▸ Dataset items:
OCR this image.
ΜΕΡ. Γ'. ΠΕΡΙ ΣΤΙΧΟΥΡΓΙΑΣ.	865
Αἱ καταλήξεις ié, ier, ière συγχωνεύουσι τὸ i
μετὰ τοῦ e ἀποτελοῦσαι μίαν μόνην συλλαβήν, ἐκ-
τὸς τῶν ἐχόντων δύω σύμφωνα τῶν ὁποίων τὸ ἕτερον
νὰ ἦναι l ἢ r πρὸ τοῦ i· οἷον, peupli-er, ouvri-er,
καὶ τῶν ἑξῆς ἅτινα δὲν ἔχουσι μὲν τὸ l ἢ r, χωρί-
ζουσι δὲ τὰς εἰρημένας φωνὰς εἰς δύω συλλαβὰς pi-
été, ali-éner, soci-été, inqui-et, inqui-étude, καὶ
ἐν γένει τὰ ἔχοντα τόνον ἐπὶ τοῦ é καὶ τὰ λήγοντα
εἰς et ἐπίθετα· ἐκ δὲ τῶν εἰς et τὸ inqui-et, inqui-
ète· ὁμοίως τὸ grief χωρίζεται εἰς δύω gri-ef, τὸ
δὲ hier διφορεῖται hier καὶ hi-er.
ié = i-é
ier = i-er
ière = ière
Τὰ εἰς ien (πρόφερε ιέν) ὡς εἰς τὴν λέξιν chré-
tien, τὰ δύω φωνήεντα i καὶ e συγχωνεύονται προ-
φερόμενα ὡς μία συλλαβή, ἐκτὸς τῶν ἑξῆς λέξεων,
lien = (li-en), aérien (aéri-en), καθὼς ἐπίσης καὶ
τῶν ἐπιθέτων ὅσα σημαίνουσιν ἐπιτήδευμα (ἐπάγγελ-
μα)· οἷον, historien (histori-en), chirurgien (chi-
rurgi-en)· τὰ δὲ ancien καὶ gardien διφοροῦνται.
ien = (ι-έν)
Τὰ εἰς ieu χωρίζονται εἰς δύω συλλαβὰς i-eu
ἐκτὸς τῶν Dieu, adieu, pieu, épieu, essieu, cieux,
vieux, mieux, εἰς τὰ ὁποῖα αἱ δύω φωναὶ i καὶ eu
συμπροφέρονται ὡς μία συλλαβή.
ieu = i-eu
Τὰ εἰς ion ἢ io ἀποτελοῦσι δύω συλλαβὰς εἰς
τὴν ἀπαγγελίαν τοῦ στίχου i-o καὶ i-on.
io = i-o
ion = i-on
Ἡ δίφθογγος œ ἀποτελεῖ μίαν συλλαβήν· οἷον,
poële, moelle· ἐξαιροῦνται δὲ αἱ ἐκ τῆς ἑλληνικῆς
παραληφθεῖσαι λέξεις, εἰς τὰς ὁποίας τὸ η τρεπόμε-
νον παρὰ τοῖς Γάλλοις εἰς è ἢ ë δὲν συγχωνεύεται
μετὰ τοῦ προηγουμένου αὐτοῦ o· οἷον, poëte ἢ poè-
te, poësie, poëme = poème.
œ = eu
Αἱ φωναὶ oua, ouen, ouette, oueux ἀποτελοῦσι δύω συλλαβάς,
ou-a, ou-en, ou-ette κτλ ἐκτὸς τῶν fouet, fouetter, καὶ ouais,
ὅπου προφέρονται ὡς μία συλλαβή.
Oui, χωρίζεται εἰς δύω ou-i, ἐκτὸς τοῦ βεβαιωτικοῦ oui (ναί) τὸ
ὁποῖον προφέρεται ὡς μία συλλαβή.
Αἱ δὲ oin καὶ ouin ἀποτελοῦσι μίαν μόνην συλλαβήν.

▸ What you will do:
Your task is to transcribe the listing above in full, exactly as given.

▸ Written solution:
OCR this image.
ΜΕΡ. Γ'. ΠΕΡΙ ΣΤΙΧΟΥΡΓΙΑΣ.	865
Αἱ καταλήξεις ié, ier, ière συγχωνεύουσι τὸ i
μετὰ τοῦ e ἀποτελοῦσαι μίαν μόνην συλλαβήν, ἐκ-
τὸς τῶν ἐχόντων δύω σύμφωνα τῶν ὁποίων τὸ ἕτερον
νὰ ἦναι l ἢ r πρὸ τοῦ i· οἷον, peupli-er, ouvri-er,
καὶ τῶν ἑξῆς ἅτινα δὲν ἔχουσι μὲν τὸ l ἢ r, χωρί-
ζουσι δὲ τὰς εἰρημένας φωνὰς εἰς δύω συλλαβὰς pi-
été, ali-éner, soci-été, inqui-et, inqui-étude, καὶ
ἐν γένει τὰ ἔχοντα τόνον ἐπὶ τοῦ é καὶ τὰ λήγοντα
εἰς et ἐπίθετα· ἐκ δὲ τῶν εἰς et τὸ inqui-et, inqui-
ète· ὁμοίως τὸ grief χωρίζεται εἰς δύω gri-ef, τὸ
δὲ hier διφορεῖται hier καὶ hi-er.
ié = i-é
ier = i-er
ière = ière
Τὰ εἰς ien (πρόφερε ιέν) ὡς εἰς τὴν λέξιν chré-
tien, τὰ δύω φωνήεντα i καὶ e συγχωνεύονται προ-
φερόμενα ὡς μία συλλαβή, ἐκτὸς τῶν ἑξῆς λέξεων,
lien = (li-en), aérien (aéri-en), καθὼς ἐπίσης καὶ
τῶν ἐπιθέτων ὅσα σημαίνουσιν ἐπιτήδευμα (ἐπάγγελ-
μα)· οἷον, historien (histori-en), chirurgien (chi-
rurgi-en)· τὰ δὲ ancien καὶ gardien διφοροῦνται.
ien = (ι-έν)
Τὰ εἰς ieu χωρίζονται εἰς δύω συλλαβὰς i-eu
ἐκτὸς τῶν Dieu, adieu, pieu, épieu, essieu, cieux,
vieux, mieux, εἰς τὰ ὁποῖα αἱ δύω φωναὶ i καὶ eu
συμπροφέρονται ὡς μία συλλαβή.
ieu = i-eu
Τὰ εἰς ion ἢ io ἀποτελοῦσι δύω συλλαβὰς εἰς
τὴν ἀπαγγελίαν τοῦ στίχου i-o καὶ i-on.
io = i-o
ion = i-on
Ἡ δίφθογγος œ ἀποτελεῖ μίαν συλλαβήν· οἷον,
poële, moelle· ἐξαιροῦνται δὲ αἱ ἐκ τῆς ἑλληνικῆς
παραληφθεῖσαι λέξεις, εἰς τὰς ὁποίας τὸ η τρεπόμε-
νον παρὰ τοῖς Γάλλοις εἰς è ἢ ë δὲν συγχωνεύεται
μετὰ τοῦ προηγουμένου αὐτοῦ o· οἷον, poëte ἢ poè-
te, poësie, poëme = poème.
œ = eu
Αἱ φωναὶ oua, ouen, ouette, oueux ἀποτελοῦσι δύω συλλαβάς,
ou-a, ou-en, ou-ette κτλ ἐκτὸς τῶν fouet, fouetter, καὶ ouais,
ὅπου προφέρονται ὡς μία συλλαβή.
Oui, χωρίζεται εἰς δύω ou-i, ἐκτὸς τοῦ βεβαιωτικοῦ oui (ναί) τὸ
ὁποῖον προφέρεται ὡς μία συλλαβή.
Αἱ δὲ oin καὶ ouin ἀποτελοῦσι μίαν μόνην συλλαβήν.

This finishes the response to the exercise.